Set exercise: Scan the data that follows and count the lines with the string "points"; answer with the count alone.
--- Start ---
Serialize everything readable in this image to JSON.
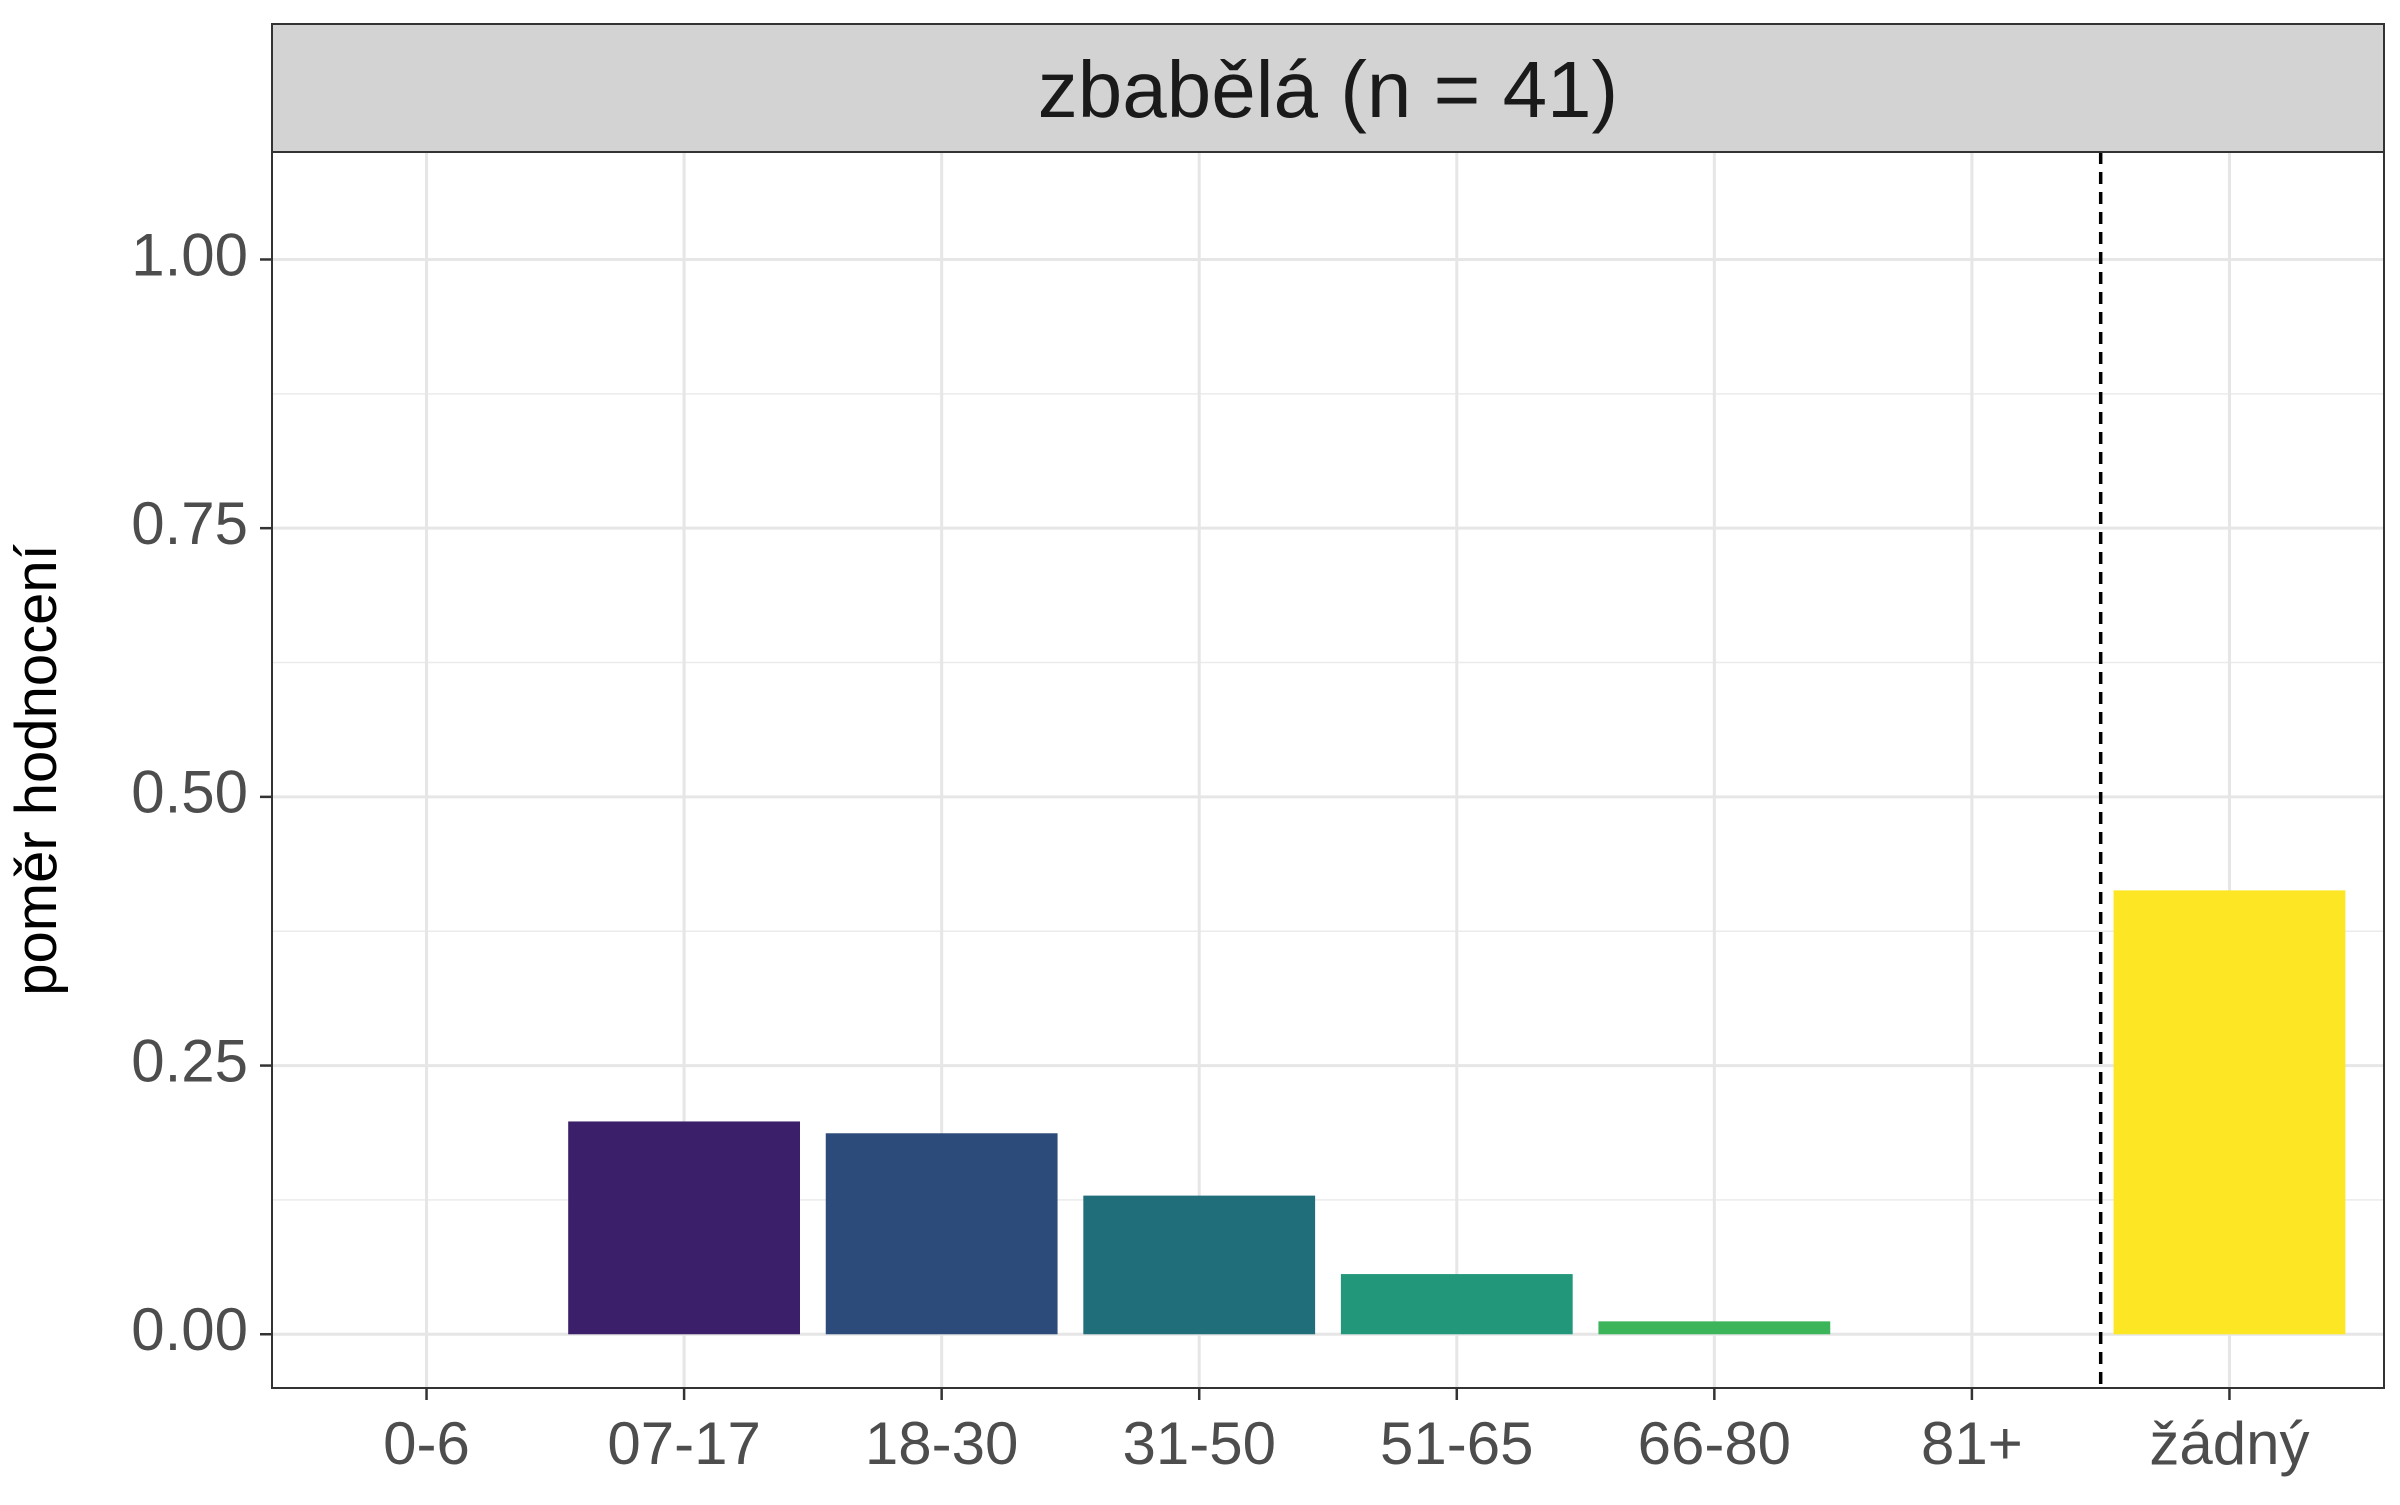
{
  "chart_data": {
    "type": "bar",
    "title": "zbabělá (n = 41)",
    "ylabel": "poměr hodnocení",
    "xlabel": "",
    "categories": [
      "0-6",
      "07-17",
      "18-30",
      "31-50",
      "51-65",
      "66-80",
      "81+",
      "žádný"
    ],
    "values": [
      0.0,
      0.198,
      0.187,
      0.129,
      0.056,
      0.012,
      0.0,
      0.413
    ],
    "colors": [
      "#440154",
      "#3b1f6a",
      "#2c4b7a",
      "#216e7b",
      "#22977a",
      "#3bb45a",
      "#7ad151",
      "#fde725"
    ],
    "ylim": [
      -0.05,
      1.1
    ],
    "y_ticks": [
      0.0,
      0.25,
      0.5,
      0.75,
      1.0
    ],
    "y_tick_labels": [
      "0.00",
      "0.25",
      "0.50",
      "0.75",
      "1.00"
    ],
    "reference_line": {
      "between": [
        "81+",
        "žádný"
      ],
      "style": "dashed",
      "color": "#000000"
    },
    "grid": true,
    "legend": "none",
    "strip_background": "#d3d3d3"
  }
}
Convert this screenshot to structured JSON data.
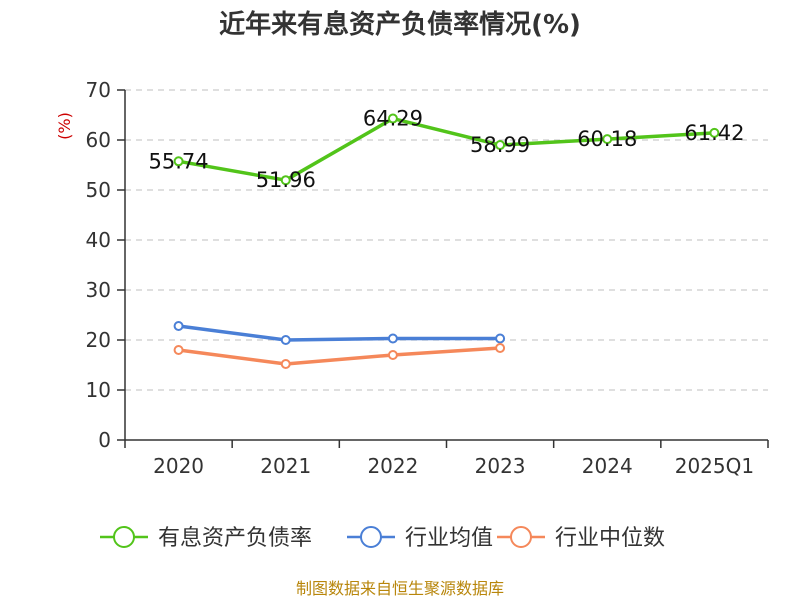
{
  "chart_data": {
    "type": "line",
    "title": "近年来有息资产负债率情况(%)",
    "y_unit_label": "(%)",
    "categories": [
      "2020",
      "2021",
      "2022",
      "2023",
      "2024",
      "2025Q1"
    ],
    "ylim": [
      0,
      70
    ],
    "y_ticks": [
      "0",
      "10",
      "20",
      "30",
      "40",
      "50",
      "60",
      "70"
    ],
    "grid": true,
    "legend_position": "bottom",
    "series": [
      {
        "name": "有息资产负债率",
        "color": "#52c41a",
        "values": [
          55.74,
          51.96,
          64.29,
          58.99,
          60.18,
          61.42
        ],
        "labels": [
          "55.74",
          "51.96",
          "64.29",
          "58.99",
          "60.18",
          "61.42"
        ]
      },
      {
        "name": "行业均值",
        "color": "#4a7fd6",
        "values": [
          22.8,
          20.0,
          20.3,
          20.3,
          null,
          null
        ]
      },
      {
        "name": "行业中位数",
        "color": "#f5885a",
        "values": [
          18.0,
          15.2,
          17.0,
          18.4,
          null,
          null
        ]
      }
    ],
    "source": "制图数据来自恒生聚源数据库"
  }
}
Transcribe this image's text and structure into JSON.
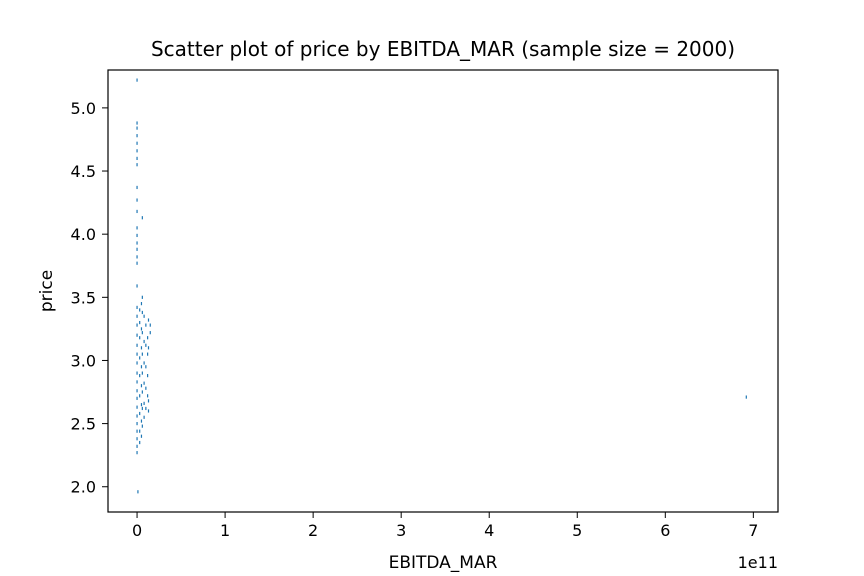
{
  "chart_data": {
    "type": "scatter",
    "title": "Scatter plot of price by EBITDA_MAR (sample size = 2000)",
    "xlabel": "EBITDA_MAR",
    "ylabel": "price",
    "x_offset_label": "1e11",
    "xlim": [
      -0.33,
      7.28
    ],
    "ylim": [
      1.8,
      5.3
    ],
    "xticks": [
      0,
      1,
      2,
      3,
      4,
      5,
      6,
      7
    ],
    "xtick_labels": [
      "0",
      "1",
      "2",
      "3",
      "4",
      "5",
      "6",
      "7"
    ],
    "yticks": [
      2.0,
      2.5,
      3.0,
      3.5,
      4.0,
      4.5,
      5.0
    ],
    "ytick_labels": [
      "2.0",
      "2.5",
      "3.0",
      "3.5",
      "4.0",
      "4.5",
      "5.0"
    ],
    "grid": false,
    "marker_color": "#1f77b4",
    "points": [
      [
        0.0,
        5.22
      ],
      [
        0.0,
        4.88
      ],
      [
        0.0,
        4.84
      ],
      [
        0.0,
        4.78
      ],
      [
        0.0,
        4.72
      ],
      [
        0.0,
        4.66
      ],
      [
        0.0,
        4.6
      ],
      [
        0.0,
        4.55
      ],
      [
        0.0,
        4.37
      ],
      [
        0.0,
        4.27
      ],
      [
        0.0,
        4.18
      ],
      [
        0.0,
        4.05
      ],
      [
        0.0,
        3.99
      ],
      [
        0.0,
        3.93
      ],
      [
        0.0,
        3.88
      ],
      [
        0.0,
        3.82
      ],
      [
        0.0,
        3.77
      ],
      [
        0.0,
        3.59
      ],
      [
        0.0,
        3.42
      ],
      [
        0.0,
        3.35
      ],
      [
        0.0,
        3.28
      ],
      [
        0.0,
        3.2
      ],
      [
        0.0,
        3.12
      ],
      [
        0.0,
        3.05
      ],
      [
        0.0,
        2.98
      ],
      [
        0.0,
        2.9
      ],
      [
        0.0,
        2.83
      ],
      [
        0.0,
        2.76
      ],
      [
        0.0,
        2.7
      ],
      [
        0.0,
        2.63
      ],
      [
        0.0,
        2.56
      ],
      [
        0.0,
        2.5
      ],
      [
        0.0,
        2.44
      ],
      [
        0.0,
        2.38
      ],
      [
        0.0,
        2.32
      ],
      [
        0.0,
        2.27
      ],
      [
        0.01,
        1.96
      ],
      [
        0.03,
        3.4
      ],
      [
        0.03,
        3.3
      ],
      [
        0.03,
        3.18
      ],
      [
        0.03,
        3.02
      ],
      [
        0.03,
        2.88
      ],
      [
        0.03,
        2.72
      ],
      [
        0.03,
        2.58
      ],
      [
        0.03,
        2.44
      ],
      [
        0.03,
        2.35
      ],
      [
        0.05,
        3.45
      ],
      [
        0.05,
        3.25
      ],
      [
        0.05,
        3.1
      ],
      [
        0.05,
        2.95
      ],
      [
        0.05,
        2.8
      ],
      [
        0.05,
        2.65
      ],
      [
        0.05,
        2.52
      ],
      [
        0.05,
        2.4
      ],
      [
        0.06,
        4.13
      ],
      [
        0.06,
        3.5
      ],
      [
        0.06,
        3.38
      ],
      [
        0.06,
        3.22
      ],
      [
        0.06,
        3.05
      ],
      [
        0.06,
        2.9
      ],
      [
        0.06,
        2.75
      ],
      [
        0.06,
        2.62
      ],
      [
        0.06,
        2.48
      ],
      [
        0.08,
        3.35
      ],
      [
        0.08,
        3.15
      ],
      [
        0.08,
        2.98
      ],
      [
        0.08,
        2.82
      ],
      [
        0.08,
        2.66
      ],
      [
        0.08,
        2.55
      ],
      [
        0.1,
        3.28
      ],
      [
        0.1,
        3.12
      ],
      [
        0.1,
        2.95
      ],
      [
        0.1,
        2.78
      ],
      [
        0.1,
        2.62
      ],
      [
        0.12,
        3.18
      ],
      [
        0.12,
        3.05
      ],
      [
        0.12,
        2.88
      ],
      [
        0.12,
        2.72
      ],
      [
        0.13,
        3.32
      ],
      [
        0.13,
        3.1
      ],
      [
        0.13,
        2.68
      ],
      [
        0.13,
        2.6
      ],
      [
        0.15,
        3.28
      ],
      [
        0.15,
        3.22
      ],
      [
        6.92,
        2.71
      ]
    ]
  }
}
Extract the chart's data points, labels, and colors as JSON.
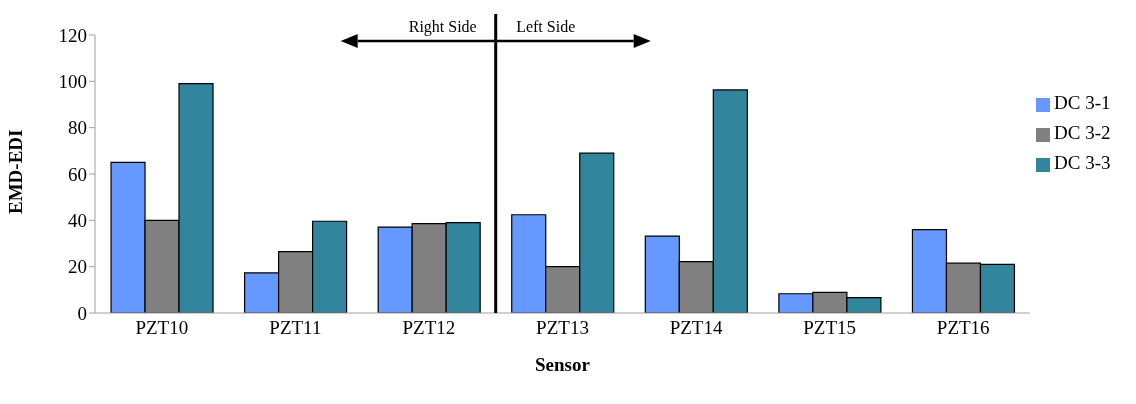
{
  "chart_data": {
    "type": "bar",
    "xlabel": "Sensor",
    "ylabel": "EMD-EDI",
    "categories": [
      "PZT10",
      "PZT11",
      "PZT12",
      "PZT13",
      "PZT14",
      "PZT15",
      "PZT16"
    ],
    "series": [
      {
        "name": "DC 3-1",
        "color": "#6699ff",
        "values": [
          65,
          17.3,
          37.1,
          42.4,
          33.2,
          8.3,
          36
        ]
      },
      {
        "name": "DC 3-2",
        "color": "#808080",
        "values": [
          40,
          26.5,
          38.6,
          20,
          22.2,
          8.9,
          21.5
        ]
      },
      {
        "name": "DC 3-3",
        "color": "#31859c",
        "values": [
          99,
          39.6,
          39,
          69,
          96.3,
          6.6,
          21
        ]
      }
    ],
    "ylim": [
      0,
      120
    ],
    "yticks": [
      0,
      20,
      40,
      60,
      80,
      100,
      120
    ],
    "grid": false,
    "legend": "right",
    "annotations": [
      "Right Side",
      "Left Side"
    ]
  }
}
--- End ---
The reply: 2